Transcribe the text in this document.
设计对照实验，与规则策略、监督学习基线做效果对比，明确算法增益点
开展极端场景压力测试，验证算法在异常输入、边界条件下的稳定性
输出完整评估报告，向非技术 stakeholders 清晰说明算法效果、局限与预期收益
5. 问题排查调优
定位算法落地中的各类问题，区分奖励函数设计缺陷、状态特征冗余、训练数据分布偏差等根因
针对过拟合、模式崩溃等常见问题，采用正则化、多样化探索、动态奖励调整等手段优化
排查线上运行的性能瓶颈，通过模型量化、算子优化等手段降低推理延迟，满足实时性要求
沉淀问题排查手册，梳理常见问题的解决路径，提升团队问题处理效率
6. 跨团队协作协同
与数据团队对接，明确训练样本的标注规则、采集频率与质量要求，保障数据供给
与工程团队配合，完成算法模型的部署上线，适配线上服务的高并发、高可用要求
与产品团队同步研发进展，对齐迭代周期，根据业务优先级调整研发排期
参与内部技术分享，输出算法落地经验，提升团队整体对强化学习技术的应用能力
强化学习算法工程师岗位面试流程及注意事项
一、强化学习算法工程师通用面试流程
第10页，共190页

EXERCISE DETAILS
Transcribe the records above exactly as they appear.

EXPECTED ANSWER
Transcribe the text in this document.
设计对照实验，与规则策略、监督学习基线做效果对比，明确算法增益点
开展极端场景压力测试，验证算法在异常输入、边界条件下的稳定性
输出完整评估报告，向非技术 stakeholders 清晰说明算法效果、局限与预期收益
5. 问题排查调优
定位算法落地中的各类问题，区分奖励函数设计缺陷、状态特征冗余、训练数据分布偏差等根因
针对过拟合、模式崩溃等常见问题，采用正则化、多样化探索、动态奖励调整等手段优化
排查线上运行的性能瓶颈，通过模型量化、算子优化等手段降低推理延迟，满足实时性要求
沉淀问题排查手册，梳理常见问题的解决路径，提升团队问题处理效率
6. 跨团队协作协同
与数据团队对接，明确训练样本的标注规则、采集频率与质量要求，保障数据供给
与工程团队配合，完成算法模型的部署上线，适配线上服务的高并发、高可用要求
与产品团队同步研发进展，对齐迭代周期，根据业务优先级调整研发排期
参与内部技术分享，输出算法落地经验，提升团队整体对强化学习技术的应用能力
强化学习算法工程师岗位面试流程及注意事项
一、强化学习算法工程师通用面试流程
第10页，共190页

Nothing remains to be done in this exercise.